> Task to carry out:
Reproduce all the entries exactly.

**** Supplied information

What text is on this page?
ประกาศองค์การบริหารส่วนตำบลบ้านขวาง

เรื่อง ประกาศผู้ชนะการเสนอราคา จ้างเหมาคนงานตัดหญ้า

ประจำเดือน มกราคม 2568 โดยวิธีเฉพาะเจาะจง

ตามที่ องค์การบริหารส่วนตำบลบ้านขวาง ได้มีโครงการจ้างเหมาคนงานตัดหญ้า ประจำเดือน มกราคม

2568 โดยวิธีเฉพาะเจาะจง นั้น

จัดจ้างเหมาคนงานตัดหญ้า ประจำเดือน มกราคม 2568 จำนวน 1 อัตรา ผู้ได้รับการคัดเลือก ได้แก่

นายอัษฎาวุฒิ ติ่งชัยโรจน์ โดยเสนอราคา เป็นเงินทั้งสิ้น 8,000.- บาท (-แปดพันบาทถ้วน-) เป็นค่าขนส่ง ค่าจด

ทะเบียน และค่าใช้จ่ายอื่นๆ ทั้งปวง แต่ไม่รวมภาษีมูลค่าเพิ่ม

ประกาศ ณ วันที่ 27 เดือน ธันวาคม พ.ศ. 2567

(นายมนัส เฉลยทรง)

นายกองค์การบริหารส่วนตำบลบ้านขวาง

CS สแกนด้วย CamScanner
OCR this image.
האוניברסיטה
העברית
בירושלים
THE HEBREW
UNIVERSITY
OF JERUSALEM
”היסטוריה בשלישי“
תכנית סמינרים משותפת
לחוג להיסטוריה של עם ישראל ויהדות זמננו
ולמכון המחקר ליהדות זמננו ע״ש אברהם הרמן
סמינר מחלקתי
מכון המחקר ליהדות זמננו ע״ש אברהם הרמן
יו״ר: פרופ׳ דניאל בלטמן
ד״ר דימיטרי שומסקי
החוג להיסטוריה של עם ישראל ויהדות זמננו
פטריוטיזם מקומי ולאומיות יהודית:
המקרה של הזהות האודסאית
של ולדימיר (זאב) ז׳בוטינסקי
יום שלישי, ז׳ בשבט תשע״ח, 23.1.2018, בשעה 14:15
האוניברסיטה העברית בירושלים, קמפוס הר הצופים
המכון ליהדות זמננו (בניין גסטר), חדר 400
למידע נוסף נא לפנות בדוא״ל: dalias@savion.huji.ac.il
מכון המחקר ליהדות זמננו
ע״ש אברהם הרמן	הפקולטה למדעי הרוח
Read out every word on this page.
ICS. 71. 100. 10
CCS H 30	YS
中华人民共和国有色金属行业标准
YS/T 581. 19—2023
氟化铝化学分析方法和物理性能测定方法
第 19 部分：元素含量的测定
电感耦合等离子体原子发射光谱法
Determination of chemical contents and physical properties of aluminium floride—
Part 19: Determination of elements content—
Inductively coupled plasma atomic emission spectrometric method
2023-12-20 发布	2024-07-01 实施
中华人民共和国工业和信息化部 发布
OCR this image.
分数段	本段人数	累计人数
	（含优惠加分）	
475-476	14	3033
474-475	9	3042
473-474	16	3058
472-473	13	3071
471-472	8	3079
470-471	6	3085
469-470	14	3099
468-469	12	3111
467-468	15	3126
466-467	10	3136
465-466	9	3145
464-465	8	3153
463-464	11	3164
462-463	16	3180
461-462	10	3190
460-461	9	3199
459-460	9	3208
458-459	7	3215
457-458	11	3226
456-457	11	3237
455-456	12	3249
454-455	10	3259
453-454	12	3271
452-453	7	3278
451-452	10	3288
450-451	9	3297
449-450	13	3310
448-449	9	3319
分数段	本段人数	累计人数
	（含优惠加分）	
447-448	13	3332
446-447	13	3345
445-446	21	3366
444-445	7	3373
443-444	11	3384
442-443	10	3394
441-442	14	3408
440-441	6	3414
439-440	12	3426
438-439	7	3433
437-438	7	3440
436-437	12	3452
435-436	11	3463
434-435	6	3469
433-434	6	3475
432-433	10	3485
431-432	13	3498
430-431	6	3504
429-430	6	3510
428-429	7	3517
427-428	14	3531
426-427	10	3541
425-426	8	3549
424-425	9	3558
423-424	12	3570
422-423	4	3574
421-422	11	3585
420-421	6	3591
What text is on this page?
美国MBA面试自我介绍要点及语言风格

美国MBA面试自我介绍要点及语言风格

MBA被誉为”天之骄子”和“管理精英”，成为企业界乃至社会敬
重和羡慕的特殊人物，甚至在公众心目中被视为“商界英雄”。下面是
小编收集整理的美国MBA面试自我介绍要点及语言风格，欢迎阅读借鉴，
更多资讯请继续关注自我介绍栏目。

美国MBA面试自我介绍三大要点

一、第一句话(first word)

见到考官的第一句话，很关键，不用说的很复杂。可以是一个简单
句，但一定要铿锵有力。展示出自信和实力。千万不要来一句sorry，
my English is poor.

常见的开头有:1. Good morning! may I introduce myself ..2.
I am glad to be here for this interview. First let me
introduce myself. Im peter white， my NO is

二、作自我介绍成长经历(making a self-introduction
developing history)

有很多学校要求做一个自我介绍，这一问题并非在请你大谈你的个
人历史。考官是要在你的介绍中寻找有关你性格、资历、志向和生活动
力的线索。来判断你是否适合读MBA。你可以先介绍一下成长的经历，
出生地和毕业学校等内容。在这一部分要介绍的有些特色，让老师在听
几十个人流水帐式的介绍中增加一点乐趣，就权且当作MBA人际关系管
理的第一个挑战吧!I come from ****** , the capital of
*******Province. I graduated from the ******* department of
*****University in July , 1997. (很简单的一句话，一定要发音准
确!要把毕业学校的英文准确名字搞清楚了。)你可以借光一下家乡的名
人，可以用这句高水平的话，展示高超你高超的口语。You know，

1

********

> Task solution:
What text is on this page?
ประกาศองค์การบริหารส่วนตำบลบ้านขวาง

เรื่อง ประกาศผู้ชนะการเสนอราคา จ้างเหมาคนงานตัดหญ้า

ประจำเดือน มกราคม 2568 โดยวิธีเฉพาะเจาะจง

ตามที่ องค์การบริหารส่วนตำบลบ้านขวาง ได้มีโครงการจ้างเหมาคนงานตัดหญ้า ประจำเดือน มกราคม

2568 โดยวิธีเฉพาะเจาะจง นั้น

จัดจ้างเหมาคนงานตัดหญ้า ประจำเดือน มกราคม 2568 จำนวน 1 อัตรา ผู้ได้รับการคัดเลือก ได้แก่

นายอัษฎาวุฒิ ติ่งชัยโรจน์ โดยเสนอราคา เป็นเงินทั้งสิ้น 8,000.- บาท (-แปดพันบาทถ้วน-) เป็นค่าขนส่ง ค่าจด

ทะเบียน และค่าใช้จ่ายอื่นๆ ทั้งปวง แต่ไม่รวมภาษีมูลค่าเพิ่ม

ประกาศ ณ วันที่ 27 เดือน ธันวาคม พ.ศ. 2567

(นายมนัส เฉลยทรง)

นายกองค์การบริหารส่วนตำบลบ้านขวาง

CS สแกนด้วย CamScanner
OCR this image.
האוניברסיטה
העברית
בירושלים
THE HEBREW
UNIVERSITY
OF JERUSALEM
”היסטוריה בשלישי“
תכנית סמינרים משותפת
לחוג להיסטוריה של עם ישראל ויהדות זמננו
ולמכון המחקר ליהדות זמננו ע״ש אברהם הרמן
סמינר מחלקתי
מכון המחקר ליהדות זמננו ע״ש אברהם הרמן
יו״ר: פרופ׳ דניאל בלטמן
ד״ר דימיטרי שומסקי
החוג להיסטוריה של עם ישראל ויהדות זמננו
פטריוטיזם מקומי ולאומיות יהודית:
המקרה של הזהות האודסאית
של ולדימיר (זאב) ז׳בוטינסקי
יום שלישי, ז׳ בשבט תשע״ח, 23.1.2018, בשעה 14:15
האוניברסיטה העברית בירושלים, קמפוס הר הצופים
המכון ליהדות זמננו (בניין גסטר), חדר 400
למידע נוסף נא לפנות בדוא״ל: dalias@savion.huji.ac.il
מכון המחקר ליהדות זמננו
ע״ש אברהם הרמן	הפקולטה למדעי הרוח
Read out every word on this page.
ICS. 71. 100. 10
CCS H 30	YS
中华人民共和国有色金属行业标准
YS/T 581. 19—2023
氟化铝化学分析方法和物理性能测定方法
第 19 部分：元素含量的测定
电感耦合等离子体原子发射光谱法
Determination of chemical contents and physical properties of aluminium floride—
Part 19: Determination of elements content—
Inductively coupled plasma atomic emission spectrometric method
2023-12-20 发布	2024-07-01 实施
中华人民共和国工业和信息化部 发布
OCR this image.
分数段	本段人数	累计人数
	（含优惠加分）	
475-476	14	3033
474-475	9	3042
473-474	16	3058
472-473	13	3071
471-472	8	3079
470-471	6	3085
469-470	14	3099
468-469	12	3111
467-468	15	3126
466-467	10	3136
465-466	9	3145
464-465	8	3153
463-464	11	3164
462-463	16	3180
461-462	10	3190
460-461	9	3199
459-460	9	3208
458-459	7	3215
457-458	11	3226
456-457	11	3237
455-456	12	3249
454-455	10	3259
453-454	12	3271
452-453	7	3278
451-452	10	3288
450-451	9	3297
449-450	13	3310
448-449	9	3319
分数段	本段人数	累计人数
	（含优惠加分）	
447-448	13	3332
446-447	13	3345
445-446	21	3366
444-445	7	3373
443-444	11	3384
442-443	10	3394
441-442	14	3408
440-441	6	3414
439-440	12	3426
438-439	7	3433
437-438	7	3440
436-437	12	3452
435-436	11	3463
434-435	6	3469
433-434	6	3475
432-433	10	3485
431-432	13	3498
430-431	6	3504
429-430	6	3510
428-429	7	3517
427-428	14	3531
426-427	10	3541
425-426	8	3549
424-425	9	3558
423-424	12	3570
422-423	4	3574
421-422	11	3585
420-421	6	3591
What text is on this page?
美国MBA面试自我介绍要点及语言风格

美国MBA面试自我介绍要点及语言风格

MBA被誉为”天之骄子”和“管理精英”，成为企业界乃至社会敬
重和羡慕的特殊人物，甚至在公众心目中被视为“商界英雄”。下面是
小编收集整理的美国MBA面试自我介绍要点及语言风格，欢迎阅读借鉴，
更多资讯请继续关注自我介绍栏目。

美国MBA面试自我介绍三大要点

一、第一句话(first word)

见到考官的第一句话，很关键，不用说的很复杂。可以是一个简单
句，但一定要铿锵有力。展示出自信和实力。千万不要来一句sorry，
my English is poor.

常见的开头有:1. Good morning! may I introduce myself ..2.
I am glad to be here for this interview. First let me
introduce myself. Im peter white， my NO is

二、作自我介绍成长经历(making a self-introduction
developing history)

有很多学校要求做一个自我介绍，这一问题并非在请你大谈你的个
人历史。考官是要在你的介绍中寻找有关你性格、资历、志向和生活动
力的线索。来判断你是否适合读MBA。你可以先介绍一下成长的经历，
出生地和毕业学校等内容。在这一部分要介绍的有些特色，让老师在听
几十个人流水帐式的介绍中增加一点乐趣，就权且当作MBA人际关系管
理的第一个挑战吧!I come from ****** , the capital of
*******Province. I graduated from the ******* department of
*****University in July , 1997. (很简单的一句话，一定要发音准
确!要把毕业学校的英文准确名字搞清楚了。)你可以借光一下家乡的名
人，可以用这句高水平的话，展示高超你高超的口语。You know，

1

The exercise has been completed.